# WHAT YOU WILL DO
Check every line of the data below for the string "Βουγιούκας", and copy the ones that hold it.
-- begin INFORMATION SHOWN --
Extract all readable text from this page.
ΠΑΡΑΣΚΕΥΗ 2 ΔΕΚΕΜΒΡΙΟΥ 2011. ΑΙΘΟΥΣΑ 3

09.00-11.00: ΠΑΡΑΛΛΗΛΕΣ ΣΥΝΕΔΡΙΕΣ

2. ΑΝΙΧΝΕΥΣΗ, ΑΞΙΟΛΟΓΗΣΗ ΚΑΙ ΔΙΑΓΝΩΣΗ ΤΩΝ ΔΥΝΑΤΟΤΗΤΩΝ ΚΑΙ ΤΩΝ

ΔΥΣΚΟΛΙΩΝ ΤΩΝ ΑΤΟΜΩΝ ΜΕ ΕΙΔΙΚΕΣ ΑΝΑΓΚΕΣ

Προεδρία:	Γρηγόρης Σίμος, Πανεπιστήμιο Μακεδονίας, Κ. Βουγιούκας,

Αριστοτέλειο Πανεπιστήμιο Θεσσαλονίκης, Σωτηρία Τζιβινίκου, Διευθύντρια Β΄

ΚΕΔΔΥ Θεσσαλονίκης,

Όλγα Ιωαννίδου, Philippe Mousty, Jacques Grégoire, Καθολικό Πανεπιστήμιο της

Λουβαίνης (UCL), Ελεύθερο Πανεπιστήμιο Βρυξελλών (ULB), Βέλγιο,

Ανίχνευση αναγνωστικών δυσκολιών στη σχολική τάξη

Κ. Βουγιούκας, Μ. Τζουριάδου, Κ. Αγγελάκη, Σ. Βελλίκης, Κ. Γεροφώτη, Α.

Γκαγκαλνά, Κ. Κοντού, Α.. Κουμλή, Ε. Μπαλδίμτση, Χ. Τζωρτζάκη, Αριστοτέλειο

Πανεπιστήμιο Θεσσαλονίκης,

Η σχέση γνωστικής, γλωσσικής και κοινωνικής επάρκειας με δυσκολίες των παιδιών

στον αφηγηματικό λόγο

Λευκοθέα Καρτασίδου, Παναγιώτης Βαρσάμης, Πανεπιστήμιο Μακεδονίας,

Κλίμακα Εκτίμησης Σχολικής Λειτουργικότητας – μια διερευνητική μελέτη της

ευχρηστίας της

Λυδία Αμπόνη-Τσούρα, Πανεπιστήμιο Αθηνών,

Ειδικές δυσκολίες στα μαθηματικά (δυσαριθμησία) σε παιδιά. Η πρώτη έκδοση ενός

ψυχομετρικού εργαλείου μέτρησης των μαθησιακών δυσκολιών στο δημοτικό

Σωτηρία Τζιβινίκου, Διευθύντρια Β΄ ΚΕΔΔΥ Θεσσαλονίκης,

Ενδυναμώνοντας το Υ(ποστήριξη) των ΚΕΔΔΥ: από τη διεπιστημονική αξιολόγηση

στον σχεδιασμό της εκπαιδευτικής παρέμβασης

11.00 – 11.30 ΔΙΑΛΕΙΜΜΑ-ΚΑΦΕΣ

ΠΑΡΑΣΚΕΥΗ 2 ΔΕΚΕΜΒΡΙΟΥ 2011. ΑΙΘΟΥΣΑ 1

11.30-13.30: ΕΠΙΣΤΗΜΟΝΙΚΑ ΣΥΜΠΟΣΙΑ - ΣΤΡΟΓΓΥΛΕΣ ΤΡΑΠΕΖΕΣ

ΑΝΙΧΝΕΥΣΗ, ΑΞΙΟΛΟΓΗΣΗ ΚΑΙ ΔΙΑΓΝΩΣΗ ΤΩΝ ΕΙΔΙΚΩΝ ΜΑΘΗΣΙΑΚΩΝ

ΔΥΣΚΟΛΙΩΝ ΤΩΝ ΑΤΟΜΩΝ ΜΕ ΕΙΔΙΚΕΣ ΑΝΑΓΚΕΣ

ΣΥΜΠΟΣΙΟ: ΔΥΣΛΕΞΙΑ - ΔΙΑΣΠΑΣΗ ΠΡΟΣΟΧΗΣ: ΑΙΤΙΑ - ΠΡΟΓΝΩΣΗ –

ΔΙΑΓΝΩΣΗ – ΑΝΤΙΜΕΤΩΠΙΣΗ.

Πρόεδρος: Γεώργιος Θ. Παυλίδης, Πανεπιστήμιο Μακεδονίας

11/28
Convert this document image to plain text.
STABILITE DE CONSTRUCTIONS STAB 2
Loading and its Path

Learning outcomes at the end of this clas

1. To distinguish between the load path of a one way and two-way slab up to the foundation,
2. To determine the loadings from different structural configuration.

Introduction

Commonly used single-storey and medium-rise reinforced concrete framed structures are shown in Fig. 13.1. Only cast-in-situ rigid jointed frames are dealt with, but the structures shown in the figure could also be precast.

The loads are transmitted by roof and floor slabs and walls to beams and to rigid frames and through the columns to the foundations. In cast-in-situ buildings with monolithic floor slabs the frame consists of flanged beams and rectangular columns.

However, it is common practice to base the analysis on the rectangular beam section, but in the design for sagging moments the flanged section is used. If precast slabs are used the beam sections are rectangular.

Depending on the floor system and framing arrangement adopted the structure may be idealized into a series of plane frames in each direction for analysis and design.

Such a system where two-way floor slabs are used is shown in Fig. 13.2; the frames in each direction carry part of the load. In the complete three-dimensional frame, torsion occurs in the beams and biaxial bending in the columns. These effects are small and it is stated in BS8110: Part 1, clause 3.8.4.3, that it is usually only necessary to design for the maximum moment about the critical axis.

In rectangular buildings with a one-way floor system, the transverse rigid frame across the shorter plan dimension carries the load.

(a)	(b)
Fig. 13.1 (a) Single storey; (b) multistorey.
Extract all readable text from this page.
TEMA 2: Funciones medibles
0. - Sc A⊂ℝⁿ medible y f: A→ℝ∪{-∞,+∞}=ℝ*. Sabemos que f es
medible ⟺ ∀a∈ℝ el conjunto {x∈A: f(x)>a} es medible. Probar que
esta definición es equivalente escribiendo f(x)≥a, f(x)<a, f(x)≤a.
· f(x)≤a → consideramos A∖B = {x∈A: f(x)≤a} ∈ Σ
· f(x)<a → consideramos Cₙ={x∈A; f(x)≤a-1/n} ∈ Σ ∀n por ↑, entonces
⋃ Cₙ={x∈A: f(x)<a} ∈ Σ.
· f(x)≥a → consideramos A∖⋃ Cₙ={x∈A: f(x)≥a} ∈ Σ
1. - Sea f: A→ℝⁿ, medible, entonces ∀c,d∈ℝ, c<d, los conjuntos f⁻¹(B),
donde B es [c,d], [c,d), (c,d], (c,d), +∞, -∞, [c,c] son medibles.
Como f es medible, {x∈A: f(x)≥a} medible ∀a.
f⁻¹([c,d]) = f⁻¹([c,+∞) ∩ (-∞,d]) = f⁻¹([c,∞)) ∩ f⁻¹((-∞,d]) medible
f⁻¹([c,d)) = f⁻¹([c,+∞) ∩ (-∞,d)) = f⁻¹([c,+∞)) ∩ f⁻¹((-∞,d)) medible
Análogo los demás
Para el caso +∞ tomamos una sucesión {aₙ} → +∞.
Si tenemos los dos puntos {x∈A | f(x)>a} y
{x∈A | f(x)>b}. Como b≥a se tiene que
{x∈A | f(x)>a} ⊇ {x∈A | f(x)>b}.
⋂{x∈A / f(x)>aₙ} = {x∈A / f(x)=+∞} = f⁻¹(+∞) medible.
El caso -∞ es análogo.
-- end INFORMATION SHOWN --
# EXERCISE OUTPUT
Προεδρία:	Γρηγόρης Σίμος, Πανεπιστήμιο Μακεδονίας, Κ. Βουγιούκας,
Κ. Βουγιούκας, Μ. Τζουριάδου, Κ. Αγγελάκη, Σ. Βελλίκης, Κ. Γεροφώτη, Α.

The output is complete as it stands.